DO THIS:
What follows is a listing; restate every line of it word for word.

DATA SHOWN:
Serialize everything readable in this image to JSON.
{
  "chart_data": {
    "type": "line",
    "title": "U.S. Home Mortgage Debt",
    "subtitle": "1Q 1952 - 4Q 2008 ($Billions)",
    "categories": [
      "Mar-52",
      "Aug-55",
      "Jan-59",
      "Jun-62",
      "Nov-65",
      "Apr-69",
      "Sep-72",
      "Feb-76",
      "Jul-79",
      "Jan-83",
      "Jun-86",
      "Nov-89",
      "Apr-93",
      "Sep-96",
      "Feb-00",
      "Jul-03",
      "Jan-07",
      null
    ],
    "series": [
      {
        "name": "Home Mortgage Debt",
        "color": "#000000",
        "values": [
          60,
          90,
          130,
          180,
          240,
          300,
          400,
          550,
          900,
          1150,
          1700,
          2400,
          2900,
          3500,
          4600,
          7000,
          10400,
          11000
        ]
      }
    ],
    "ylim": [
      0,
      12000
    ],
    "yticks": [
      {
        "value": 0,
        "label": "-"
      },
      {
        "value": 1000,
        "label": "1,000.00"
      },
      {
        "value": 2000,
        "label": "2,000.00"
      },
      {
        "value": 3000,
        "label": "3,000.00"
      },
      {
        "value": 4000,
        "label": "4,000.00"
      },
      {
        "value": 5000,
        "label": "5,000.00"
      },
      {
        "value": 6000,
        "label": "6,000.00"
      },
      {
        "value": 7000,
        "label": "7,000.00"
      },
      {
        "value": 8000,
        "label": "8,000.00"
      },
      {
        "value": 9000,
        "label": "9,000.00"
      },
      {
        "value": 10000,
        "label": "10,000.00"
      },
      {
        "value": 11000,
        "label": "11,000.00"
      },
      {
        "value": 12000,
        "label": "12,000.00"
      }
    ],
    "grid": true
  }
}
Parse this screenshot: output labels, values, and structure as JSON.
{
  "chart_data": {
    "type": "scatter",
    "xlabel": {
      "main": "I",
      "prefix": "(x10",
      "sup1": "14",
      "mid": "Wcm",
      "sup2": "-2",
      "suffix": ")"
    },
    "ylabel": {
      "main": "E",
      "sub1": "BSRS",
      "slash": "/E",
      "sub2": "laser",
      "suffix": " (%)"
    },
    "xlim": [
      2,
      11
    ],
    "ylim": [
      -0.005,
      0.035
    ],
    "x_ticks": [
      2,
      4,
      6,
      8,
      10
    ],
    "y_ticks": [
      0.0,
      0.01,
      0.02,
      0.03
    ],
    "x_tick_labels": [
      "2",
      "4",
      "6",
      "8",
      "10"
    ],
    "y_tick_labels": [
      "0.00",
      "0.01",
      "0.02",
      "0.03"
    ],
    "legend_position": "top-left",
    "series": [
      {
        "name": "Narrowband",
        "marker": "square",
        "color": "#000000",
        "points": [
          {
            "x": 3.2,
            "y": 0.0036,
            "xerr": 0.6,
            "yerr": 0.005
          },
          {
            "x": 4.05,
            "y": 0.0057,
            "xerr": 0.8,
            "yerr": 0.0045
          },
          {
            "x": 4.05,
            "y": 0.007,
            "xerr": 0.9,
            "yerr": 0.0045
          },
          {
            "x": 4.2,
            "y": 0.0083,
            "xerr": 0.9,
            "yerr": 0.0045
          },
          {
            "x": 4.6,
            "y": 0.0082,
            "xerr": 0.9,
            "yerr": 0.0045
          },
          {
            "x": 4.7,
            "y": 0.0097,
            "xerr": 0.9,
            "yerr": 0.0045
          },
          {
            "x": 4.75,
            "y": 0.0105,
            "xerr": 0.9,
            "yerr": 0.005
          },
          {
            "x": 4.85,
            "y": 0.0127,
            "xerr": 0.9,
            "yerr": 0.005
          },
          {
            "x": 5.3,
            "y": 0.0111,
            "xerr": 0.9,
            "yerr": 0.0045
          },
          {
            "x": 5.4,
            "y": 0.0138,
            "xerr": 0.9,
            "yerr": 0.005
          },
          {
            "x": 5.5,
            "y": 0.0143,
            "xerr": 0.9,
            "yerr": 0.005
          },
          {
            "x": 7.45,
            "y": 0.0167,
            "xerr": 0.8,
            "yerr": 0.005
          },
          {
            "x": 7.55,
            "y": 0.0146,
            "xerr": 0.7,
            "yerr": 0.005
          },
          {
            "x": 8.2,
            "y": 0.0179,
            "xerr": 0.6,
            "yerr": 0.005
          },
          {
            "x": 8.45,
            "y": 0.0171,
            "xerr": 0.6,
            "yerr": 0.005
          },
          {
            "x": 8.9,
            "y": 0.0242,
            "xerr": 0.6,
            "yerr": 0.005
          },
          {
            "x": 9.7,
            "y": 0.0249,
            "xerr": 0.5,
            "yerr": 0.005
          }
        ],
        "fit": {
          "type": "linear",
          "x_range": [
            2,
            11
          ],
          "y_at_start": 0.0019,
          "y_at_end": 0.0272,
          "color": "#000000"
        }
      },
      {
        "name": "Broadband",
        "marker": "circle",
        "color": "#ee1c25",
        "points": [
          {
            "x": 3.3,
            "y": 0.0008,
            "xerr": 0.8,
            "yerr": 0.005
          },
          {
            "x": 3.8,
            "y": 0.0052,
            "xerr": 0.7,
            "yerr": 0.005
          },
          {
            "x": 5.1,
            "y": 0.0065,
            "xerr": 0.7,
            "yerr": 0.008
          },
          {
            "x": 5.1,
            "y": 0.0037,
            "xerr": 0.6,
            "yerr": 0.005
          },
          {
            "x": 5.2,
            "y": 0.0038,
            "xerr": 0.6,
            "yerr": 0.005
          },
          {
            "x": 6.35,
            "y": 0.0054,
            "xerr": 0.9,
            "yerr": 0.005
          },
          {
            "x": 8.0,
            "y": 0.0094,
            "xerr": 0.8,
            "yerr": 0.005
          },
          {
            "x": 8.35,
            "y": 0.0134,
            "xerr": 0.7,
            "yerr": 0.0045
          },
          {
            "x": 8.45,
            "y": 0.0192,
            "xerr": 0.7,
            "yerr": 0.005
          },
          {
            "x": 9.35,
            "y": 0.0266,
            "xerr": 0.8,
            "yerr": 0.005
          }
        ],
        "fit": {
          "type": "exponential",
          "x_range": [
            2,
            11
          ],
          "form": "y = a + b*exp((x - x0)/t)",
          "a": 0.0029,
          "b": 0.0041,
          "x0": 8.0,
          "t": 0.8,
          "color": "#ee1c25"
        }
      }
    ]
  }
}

WORKED ANSWER:
Serialize everything readable in this image to JSON.
{
  "chart_data": {
    "type": "line",
    "title": "U.S. Home Mortgage Debt",
    "subtitle": "1Q 1952 - 4Q 2008 ($Billions)",
    "categories": [
      "Mar-52",
      "Aug-55",
      "Jan-59",
      "Jun-62",
      "Nov-65",
      "Apr-69",
      "Sep-72",
      "Feb-76",
      "Jul-79",
      "Jan-83",
      "Jun-86",
      "Nov-89",
      "Apr-93",
      "Sep-96",
      "Feb-00",
      "Jul-03",
      "Jan-07",
      null
    ],
    "series": [
      {
        "name": "Home Mortgage Debt",
        "color": "#000000",
        "values": [
          60,
          90,
          130,
          180,
          240,
          300,
          400,
          550,
          900,
          1150,
          1700,
          2400,
          2900,
          3500,
          4600,
          7000,
          10400,
          11000
        ]
      }
    ],
    "ylim": [
      0,
      12000
    ],
    "yticks": [
      {
        "value": 0,
        "label": "-"
      },
      {
        "value": 1000,
        "label": "1,000.00"
      },
      {
        "value": 2000,
        "label": "2,000.00"
      },
      {
        "value": 3000,
        "label": "3,000.00"
      },
      {
        "value": 4000,
        "label": "4,000.00"
      },
      {
        "value": 5000,
        "label": "5,000.00"
      },
      {
        "value": 6000,
        "label": "6,000.00"
      },
      {
        "value": 7000,
        "label": "7,000.00"
      },
      {
        "value": 8000,
        "label": "8,000.00"
      },
      {
        "value": 9000,
        "label": "9,000.00"
      },
      {
        "value": 10000,
        "label": "10,000.00"
      },
      {
        "value": 11000,
        "label": "11,000.00"
      },
      {
        "value": 12000,
        "label": "12,000.00"
      }
    ],
    "grid": true
  }
}
Parse this screenshot: output labels, values, and structure as JSON.
{
  "chart_data": {
    "type": "scatter",
    "xlabel": {
      "main": "I",
      "prefix": "(x10",
      "sup1": "14",
      "mid": "Wcm",
      "sup2": "-2",
      "suffix": ")"
    },
    "ylabel": {
      "main": "E",
      "sub1": "BSRS",
      "slash": "/E",
      "sub2": "laser",
      "suffix": " (%)"
    },
    "xlim": [
      2,
      11
    ],
    "ylim": [
      -0.005,
      0.035
    ],
    "x_ticks": [
      2,
      4,
      6,
      8,
      10
    ],
    "y_ticks": [
      0.0,
      0.01,
      0.02,
      0.03
    ],
    "x_tick_labels": [
      "2",
      "4",
      "6",
      "8",
      "10"
    ],
    "y_tick_labels": [
      "0.00",
      "0.01",
      "0.02",
      "0.03"
    ],
    "legend_position": "top-left",
    "series": [
      {
        "name": "Narrowband",
        "marker": "square",
        "color": "#000000",
        "points": [
          {
            "x": 3.2,
            "y": 0.0036,
            "xerr": 0.6,
            "yerr": 0.005
          },
          {
            "x": 4.05,
            "y": 0.0057,
            "xerr": 0.8,
            "yerr": 0.0045
          },
          {
            "x": 4.05,
            "y": 0.007,
            "xerr": 0.9,
            "yerr": 0.0045
          },
          {
            "x": 4.2,
            "y": 0.0083,
            "xerr": 0.9,
            "yerr": 0.0045
          },
          {
            "x": 4.6,
            "y": 0.0082,
            "xerr": 0.9,
            "yerr": 0.0045
          },
          {
            "x": 4.7,
            "y": 0.0097,
            "xerr": 0.9,
            "yerr": 0.0045
          },
          {
            "x": 4.75,
            "y": 0.0105,
            "xerr": 0.9,
            "yerr": 0.005
          },
          {
            "x": 4.85,
            "y": 0.0127,
            "xerr": 0.9,
            "yerr": 0.005
          },
          {
            "x": 5.3,
            "y": 0.0111,
            "xerr": 0.9,
            "yerr": 0.0045
          },
          {
            "x": 5.4,
            "y": 0.0138,
            "xerr": 0.9,
            "yerr": 0.005
          },
          {
            "x": 5.5,
            "y": 0.0143,
            "xerr": 0.9,
            "yerr": 0.005
          },
          {
            "x": 7.45,
            "y": 0.0167,
            "xerr": 0.8,
            "yerr": 0.005
          },
          {
            "x": 7.55,
            "y": 0.0146,
            "xerr": 0.7,
            "yerr": 0.005
          },
          {
            "x": 8.2,
            "y": 0.0179,
            "xerr": 0.6,
            "yerr": 0.005
          },
          {
            "x": 8.45,
            "y": 0.0171,
            "xerr": 0.6,
            "yerr": 0.005
          },
          {
            "x": 8.9,
            "y": 0.0242,
            "xerr": 0.6,
            "yerr": 0.005
          },
          {
            "x": 9.7,
            "y": 0.0249,
            "xerr": 0.5,
            "yerr": 0.005
          }
        ],
        "fit": {
          "type": "linear",
          "x_range": [
            2,
            11
          ],
          "y_at_start": 0.0019,
          "y_at_end": 0.0272,
          "color": "#000000"
        }
      },
      {
        "name": "Broadband",
        "marker": "circle",
        "color": "#ee1c25",
        "points": [
          {
            "x": 3.3,
            "y": 0.0008,
            "xerr": 0.8,
            "yerr": 0.005
          },
          {
            "x": 3.8,
            "y": 0.0052,
            "xerr": 0.7,
            "yerr": 0.005
          },
          {
            "x": 5.1,
            "y": 0.0065,
            "xerr": 0.7,
            "yerr": 0.008
          },
          {
            "x": 5.1,
            "y": 0.0037,
            "xerr": 0.6,
            "yerr": 0.005
          },
          {
            "x": 5.2,
            "y": 0.0038,
            "xerr": 0.6,
            "yerr": 0.005
          },
          {
            "x": 6.35,
            "y": 0.0054,
            "xerr": 0.9,
            "yerr": 0.005
          },
          {
            "x": 8.0,
            "y": 0.0094,
            "xerr": 0.8,
            "yerr": 0.005
          },
          {
            "x": 8.35,
            "y": 0.0134,
            "xerr": 0.7,
            "yerr": 0.0045
          },
          {
            "x": 8.45,
            "y": 0.0192,
            "xerr": 0.7,
            "yerr": 0.005
          },
          {
            "x": 9.35,
            "y": 0.0266,
            "xerr": 0.8,
            "yerr": 0.005
          }
        ],
        "fit": {
          "type": "exponential",
          "x_range": [
            2,
            11
          ],
          "form": "y = a + b*exp((x - x0)/t)",
          "a": 0.0029,
          "b": 0.0041,
          "x0": 8.0,
          "t": 0.8,
          "color": "#ee1c25"
        }
      }
    ]
  }
}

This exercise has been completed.